[Stored data]
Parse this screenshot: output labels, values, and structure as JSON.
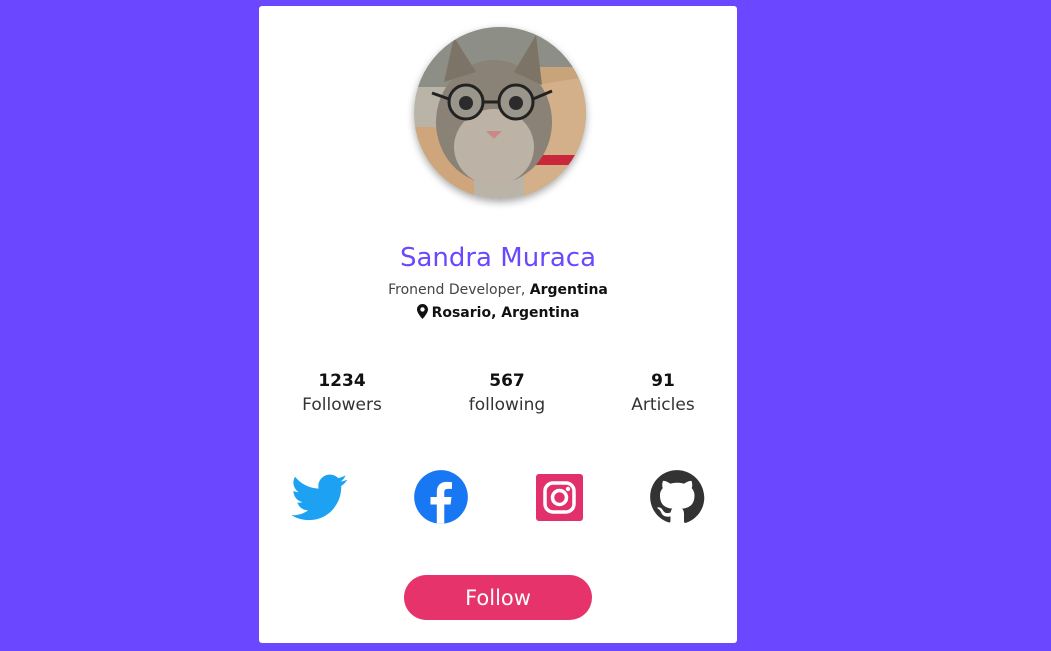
{
  "profile": {
    "name": "Sandra Muraca",
    "role_prefix": "Fronend Developer,",
    "role_country": "Argentina",
    "location": "Rosario, Argentina"
  },
  "stats": [
    {
      "value": "1234",
      "label": "Followers"
    },
    {
      "value": "567",
      "label": "following"
    },
    {
      "value": "91",
      "label": "Articles"
    }
  ],
  "social": [
    {
      "icon": "twitter-icon",
      "color": "#1da1f2"
    },
    {
      "icon": "facebook-icon",
      "color": "#1877f2"
    },
    {
      "icon": "instagram-icon",
      "color": "#e1306c"
    },
    {
      "icon": "github-icon",
      "color": "#333333"
    }
  ],
  "actions": {
    "follow_label": "Follow"
  },
  "colors": {
    "background": "#6b48ff",
    "name": "#6b48ff",
    "follow_button": "#e6336b"
  }
}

Aim → Look over the material above and show each line where "Argentina" appears.

Task answer →
    "role_country": "Argentina",
    "location": "Rosario, Argentina"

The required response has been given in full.